'''

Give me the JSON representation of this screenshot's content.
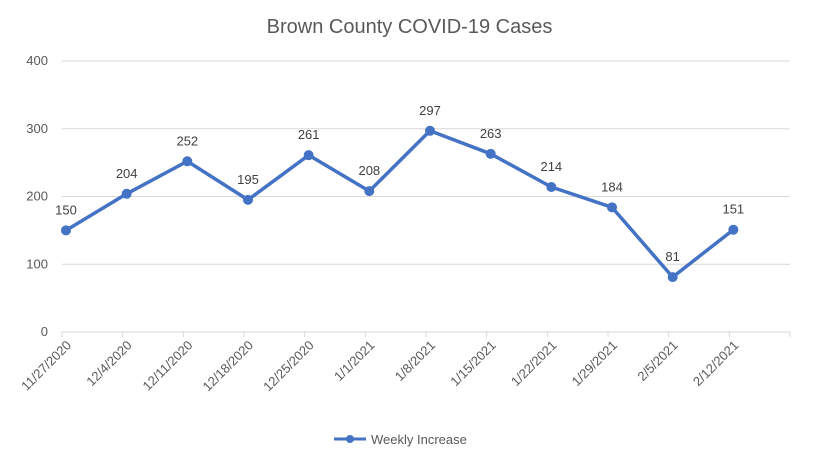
{
  "chart_data": {
    "type": "line",
    "title": "Brown County COVID-19 Cases",
    "xlabel": "",
    "ylabel": "",
    "categories": [
      "11/27/2020",
      "12/4/2020",
      "12/11/2020",
      "12/18/2020",
      "12/25/2020",
      "1/1/2021",
      "1/8/2021",
      "1/15/2021",
      "1/22/2021",
      "1/29/2021",
      "2/5/2021",
      "2/12/2021"
    ],
    "series": [
      {
        "name": "Weekly Increase",
        "values": [
          150,
          204,
          252,
          195,
          261,
          208,
          297,
          263,
          214,
          184,
          81,
          151
        ],
        "color": "#4472c4"
      }
    ],
    "ylim": [
      0,
      400
    ],
    "yticks": [
      0,
      100,
      200,
      300,
      400
    ],
    "grid": true,
    "data_labels": true,
    "legend": "bottom-center"
  }
}
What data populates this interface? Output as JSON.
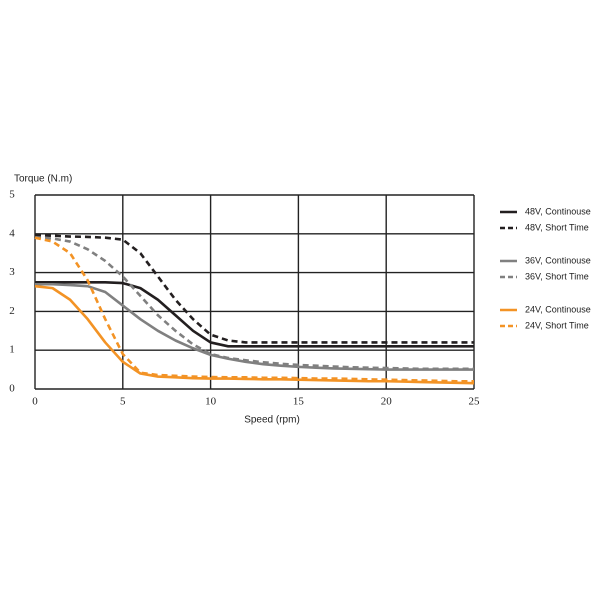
{
  "chart_data": {
    "type": "line",
    "y_label": "Torque (N.m)",
    "x_label": "Speed (rpm)",
    "x": [
      0,
      1,
      2,
      3,
      4,
      5,
      6,
      7,
      8,
      9,
      10,
      11,
      12,
      13,
      14,
      15,
      16,
      17,
      18,
      19,
      20,
      21,
      22,
      23,
      24,
      25
    ],
    "xlim": [
      0,
      25
    ],
    "xticks": [
      0,
      5,
      10,
      15,
      20,
      25
    ],
    "ylim": [
      0,
      5
    ],
    "yticks": [
      0,
      1,
      2,
      3,
      4,
      5
    ],
    "grid": true,
    "legend": "right",
    "series": [
      {
        "name": "48V, Continouse",
        "color": "#231f20",
        "dash": false,
        "values": [
          2.75,
          2.75,
          2.75,
          2.75,
          2.75,
          2.73,
          2.6,
          2.3,
          1.9,
          1.5,
          1.2,
          1.1,
          1.1,
          1.1,
          1.1,
          1.1,
          1.1,
          1.1,
          1.1,
          1.1,
          1.1,
          1.1,
          1.1,
          1.1,
          1.1,
          1.1
        ]
      },
      {
        "name": "48V, Short  Time",
        "color": "#231f20",
        "dash": true,
        "values": [
          3.97,
          3.95,
          3.93,
          3.92,
          3.9,
          3.85,
          3.5,
          2.9,
          2.3,
          1.8,
          1.4,
          1.25,
          1.2,
          1.2,
          1.2,
          1.2,
          1.2,
          1.2,
          1.2,
          1.2,
          1.2,
          1.2,
          1.2,
          1.2,
          1.2,
          1.2
        ]
      },
      {
        "name": "36V, Continouse",
        "color": "#808080",
        "dash": false,
        "values": [
          2.7,
          2.7,
          2.68,
          2.65,
          2.5,
          2.15,
          1.8,
          1.5,
          1.25,
          1.05,
          0.88,
          0.78,
          0.7,
          0.64,
          0.6,
          0.57,
          0.55,
          0.53,
          0.52,
          0.51,
          0.5,
          0.5,
          0.5,
          0.5,
          0.5,
          0.5
        ]
      },
      {
        "name": "36V, Short  Time",
        "color": "#808080",
        "dash": true,
        "values": [
          3.9,
          3.88,
          3.8,
          3.6,
          3.3,
          2.9,
          2.4,
          1.9,
          1.5,
          1.15,
          0.9,
          0.8,
          0.74,
          0.69,
          0.65,
          0.62,
          0.6,
          0.58,
          0.56,
          0.55,
          0.54,
          0.53,
          0.52,
          0.52,
          0.52,
          0.52
        ]
      },
      {
        "name": "24V, Continouse",
        "color": "#f39325",
        "dash": false,
        "values": [
          2.65,
          2.6,
          2.3,
          1.8,
          1.2,
          0.7,
          0.4,
          0.32,
          0.3,
          0.28,
          0.27,
          0.27,
          0.26,
          0.25,
          0.25,
          0.24,
          0.23,
          0.22,
          0.21,
          0.2,
          0.2,
          0.19,
          0.18,
          0.17,
          0.16,
          0.15
        ]
      },
      {
        "name": "24V, Short  Time",
        "color": "#f39325",
        "dash": true,
        "values": [
          3.9,
          3.8,
          3.5,
          2.8,
          1.8,
          0.9,
          0.42,
          0.36,
          0.34,
          0.32,
          0.31,
          0.3,
          0.3,
          0.29,
          0.29,
          0.28,
          0.27,
          0.27,
          0.26,
          0.25,
          0.24,
          0.23,
          0.22,
          0.21,
          0.2,
          0.2
        ]
      }
    ]
  }
}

'''

◆ PROBLEM TO WORK ON:
Go through the material above and print all of it exactly, except the pictures.

◆ WRITTEN ANSWER:
Give me the JSON representation of this screenshot's content.
{
  "chart_data": {
    "type": "line",
    "title": "Brown County COVID-19 Cases",
    "xlabel": "",
    "ylabel": "",
    "categories": [
      "11/27/2020",
      "12/4/2020",
      "12/11/2020",
      "12/18/2020",
      "12/25/2020",
      "1/1/2021",
      "1/8/2021",
      "1/15/2021",
      "1/22/2021",
      "1/29/2021",
      "2/5/2021",
      "2/12/2021"
    ],
    "series": [
      {
        "name": "Weekly Increase",
        "values": [
          150,
          204,
          252,
          195,
          261,
          208,
          297,
          263,
          214,
          184,
          81,
          151
        ],
        "color": "#4472c4"
      }
    ],
    "ylim": [
      0,
      400
    ],
    "yticks": [
      0,
      100,
      200,
      300,
      400
    ],
    "grid": true,
    "data_labels": true,
    "legend": "bottom-center"
  }
}
What data populates this interface? Output as JSON.
{
  "chart_data": {
    "type": "line",
    "y_label": "Torque (N.m)",
    "x_label": "Speed (rpm)",
    "x": [
      0,
      1,
      2,
      3,
      4,
      5,
      6,
      7,
      8,
      9,
      10,
      11,
      12,
      13,
      14,
      15,
      16,
      17,
      18,
      19,
      20,
      21,
      22,
      23,
      24,
      25
    ],
    "xlim": [
      0,
      25
    ],
    "xticks": [
      0,
      5,
      10,
      15,
      20,
      25
    ],
    "ylim": [
      0,
      5
    ],
    "yticks": [
      0,
      1,
      2,
      3,
      4,
      5
    ],
    "grid": true,
    "legend": "right",
    "series": [
      {
        "name": "48V, Continouse",
        "color": "#231f20",
        "dash": false,
        "values": [
          2.75,
          2.75,
          2.75,
          2.75,
          2.75,
          2.73,
          2.6,
          2.3,
          1.9,
          1.5,
          1.2,
          1.1,
          1.1,
          1.1,
          1.1,
          1.1,
          1.1,
          1.1,
          1.1,
          1.1,
          1.1,
          1.1,
          1.1,
          1.1,
          1.1,
          1.1
        ]
      },
      {
        "name": "48V, Short  Time",
        "color": "#231f20",
        "dash": true,
        "values": [
          3.97,
          3.95,
          3.93,
          3.92,
          3.9,
          3.85,
          3.5,
          2.9,
          2.3,
          1.8,
          1.4,
          1.25,
          1.2,
          1.2,
          1.2,
          1.2,
          1.2,
          1.2,
          1.2,
          1.2,
          1.2,
          1.2,
          1.2,
          1.2,
          1.2,
          1.2
        ]
      },
      {
        "name": "36V, Continouse",
        "color": "#808080",
        "dash": false,
        "values": [
          2.7,
          2.7,
          2.68,
          2.65,
          2.5,
          2.15,
          1.8,
          1.5,
          1.25,
          1.05,
          0.88,
          0.78,
          0.7,
          0.64,
          0.6,
          0.57,
          0.55,
          0.53,
          0.52,
          0.51,
          0.5,
          0.5,
          0.5,
          0.5,
          0.5,
          0.5
        ]
      },
      {
        "name": "36V, Short  Time",
        "color": "#808080",
        "dash": true,
        "values": [
          3.9,
          3.88,
          3.8,
          3.6,
          3.3,
          2.9,
          2.4,
          1.9,
          1.5,
          1.15,
          0.9,
          0.8,
          0.74,
          0.69,
          0.65,
          0.62,
          0.6,
          0.58,
          0.56,
          0.55,
          0.54,
          0.53,
          0.52,
          0.52,
          0.52,
          0.52
        ]
      },
      {
        "name": "24V, Continouse",
        "color": "#f39325",
        "dash": false,
        "values": [
          2.65,
          2.6,
          2.3,
          1.8,
          1.2,
          0.7,
          0.4,
          0.32,
          0.3,
          0.28,
          0.27,
          0.27,
          0.26,
          0.25,
          0.25,
          0.24,
          0.23,
          0.22,
          0.21,
          0.2,
          0.2,
          0.19,
          0.18,
          0.17,
          0.16,
          0.15
        ]
      },
      {
        "name": "24V, Short  Time",
        "color": "#f39325",
        "dash": true,
        "values": [
          3.9,
          3.8,
          3.5,
          2.8,
          1.8,
          0.9,
          0.42,
          0.36,
          0.34,
          0.32,
          0.31,
          0.3,
          0.3,
          0.29,
          0.29,
          0.28,
          0.27,
          0.27,
          0.26,
          0.25,
          0.24,
          0.23,
          0.22,
          0.21,
          0.2,
          0.2
        ]
      }
    ]
  }
}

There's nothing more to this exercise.